**Questions**:
1 > When does Acacia insolita flower, according to the plant text?
2 > Pick up the Acacia insolita text after its last sentence and continue writing it.

**Text block**:
Acacia insolita is a species of flowering plant in the family Fabaceae and is endemic to the south-west of Western Australia. It is a shrub or subshrub sometimes with bipinnate leaves with one pair of pinnae, each with two to twelve pairs of lance-shaped to narrowly oblong or elliptic pinnules, or with narrowly linear phyllodes. The flowers are cream-coloured to golden yellow and arranged in spherical heads and the pods are linear to narrowly oblong, crusty and glabrous.

==Description==
Acacia insolita is a shrub or subshrub that typically grows to a height of 0.1–1.2 m and has glabrous or hairy stems and foliage. The leaves on mature plants are often bipinnate on a petiole 5–25 mm long, the rachis 5–40 mm long, usually with a single pair of pinnae. Each pinna has two to twelve lance-shaped to narrowly oblong or elliptic pinnules mostly 5–10 mm long and 1–3 mm wide. The phyllodes are narrowly linear, flat or four-sided in cross section, 10–90 mm long and 0.5–4 mm wide. The flowers are borne in a spherical head in axils or on the ends of branches on a minutely hairy peduncle 5–12 mm long, each head with 12 to 19 cream-coloured to golden yellow flowers. Flowering occurs from June to September, and the pods are linear to narrowly oblong up to 80 mm long, 4–7 mm wide glabrous and crusty. The seeds are 3–4 mm long, glossy dark brown to black with an aril.

**Page segmentation records**:
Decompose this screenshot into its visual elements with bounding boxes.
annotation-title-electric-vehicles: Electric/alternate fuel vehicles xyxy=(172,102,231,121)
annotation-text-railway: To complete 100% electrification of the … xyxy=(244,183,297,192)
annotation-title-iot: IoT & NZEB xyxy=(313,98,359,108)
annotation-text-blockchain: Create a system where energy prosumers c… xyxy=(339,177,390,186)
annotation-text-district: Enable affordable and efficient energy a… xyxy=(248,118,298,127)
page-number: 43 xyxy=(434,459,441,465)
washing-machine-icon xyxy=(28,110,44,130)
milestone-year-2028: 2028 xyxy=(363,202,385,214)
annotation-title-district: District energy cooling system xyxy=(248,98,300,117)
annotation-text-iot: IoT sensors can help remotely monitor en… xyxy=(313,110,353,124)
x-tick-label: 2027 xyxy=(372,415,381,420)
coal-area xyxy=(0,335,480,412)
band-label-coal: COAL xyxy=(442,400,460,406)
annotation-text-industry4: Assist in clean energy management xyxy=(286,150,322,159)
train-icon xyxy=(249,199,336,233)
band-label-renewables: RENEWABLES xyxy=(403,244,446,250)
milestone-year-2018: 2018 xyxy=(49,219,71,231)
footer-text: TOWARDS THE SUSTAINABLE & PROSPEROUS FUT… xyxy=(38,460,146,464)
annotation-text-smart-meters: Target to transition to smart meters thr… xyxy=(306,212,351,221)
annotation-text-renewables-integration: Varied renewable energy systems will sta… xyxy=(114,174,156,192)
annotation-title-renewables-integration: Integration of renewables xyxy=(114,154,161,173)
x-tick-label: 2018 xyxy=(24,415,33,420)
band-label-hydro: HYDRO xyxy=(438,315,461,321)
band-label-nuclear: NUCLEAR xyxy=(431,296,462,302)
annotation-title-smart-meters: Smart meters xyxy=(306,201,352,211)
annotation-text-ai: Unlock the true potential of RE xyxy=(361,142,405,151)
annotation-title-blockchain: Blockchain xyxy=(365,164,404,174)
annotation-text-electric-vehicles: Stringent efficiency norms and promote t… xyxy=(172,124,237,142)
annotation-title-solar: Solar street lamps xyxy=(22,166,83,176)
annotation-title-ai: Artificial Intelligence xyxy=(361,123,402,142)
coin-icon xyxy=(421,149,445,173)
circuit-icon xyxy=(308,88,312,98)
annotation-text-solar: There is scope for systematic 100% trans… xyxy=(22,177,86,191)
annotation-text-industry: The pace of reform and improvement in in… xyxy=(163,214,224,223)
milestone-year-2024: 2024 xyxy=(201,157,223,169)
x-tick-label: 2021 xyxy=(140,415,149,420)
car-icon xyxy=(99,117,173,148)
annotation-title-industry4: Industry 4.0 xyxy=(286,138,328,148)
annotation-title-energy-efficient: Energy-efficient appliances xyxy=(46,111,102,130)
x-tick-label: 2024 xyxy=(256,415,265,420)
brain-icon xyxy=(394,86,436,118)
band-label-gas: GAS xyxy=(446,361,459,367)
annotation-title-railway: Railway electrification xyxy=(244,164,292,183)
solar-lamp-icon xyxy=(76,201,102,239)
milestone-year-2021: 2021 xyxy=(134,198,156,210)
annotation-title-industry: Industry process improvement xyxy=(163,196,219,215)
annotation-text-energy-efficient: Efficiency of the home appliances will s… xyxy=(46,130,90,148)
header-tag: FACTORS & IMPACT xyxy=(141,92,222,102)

**Written answers**:
1 > From June to September.

2 >
==Taxonomy==
Acacia insolita was first formally described in 1904 by Ernst Pritzel in Botanische Jahrbücher für Systematik, Pflanzengeschichte und Pflanzengeographie.

In 1999, Bruce Maslin described three subspecies of A. insolita in the journal Nuytsia, but in a later edition of the same journal, Maslin raised Acacia insolita subsp. efoliolata to Acacia adjutrices.

The remaining two subspecies are accepted by the Australian Plant Census:
- Acacia insolita subsp. insolita has flat, green to grey-green pinnules.
- Acacia insolita subsp. recurva has concave pinnules often folded lengthwise, turned down and more or less glaucous.

==Distribution and habitat==
Subspecies insolita grows in laterite, mainly in Eucalyptus forest or woodland and occurs in the Darling Range from Dwellingup and south to Nannup in the Avon Wheatbelt and Jarrah Forest bioregions of south-western Western Australia.

Subspecies recurva is only known from the type locality where it grows on a laterite ridge in woodland with Dryandra nobilis.

==Conservation status==
Subspecies insolita is listed as not threatened by the Government of Western Australia Department of Biodiversity, Conservation and Attractions, but subspecies recurva is listed as "Threatened Flora (Declared Rare Flora — Extant)" by the Western Australian Government Department of Parks and Wildlife.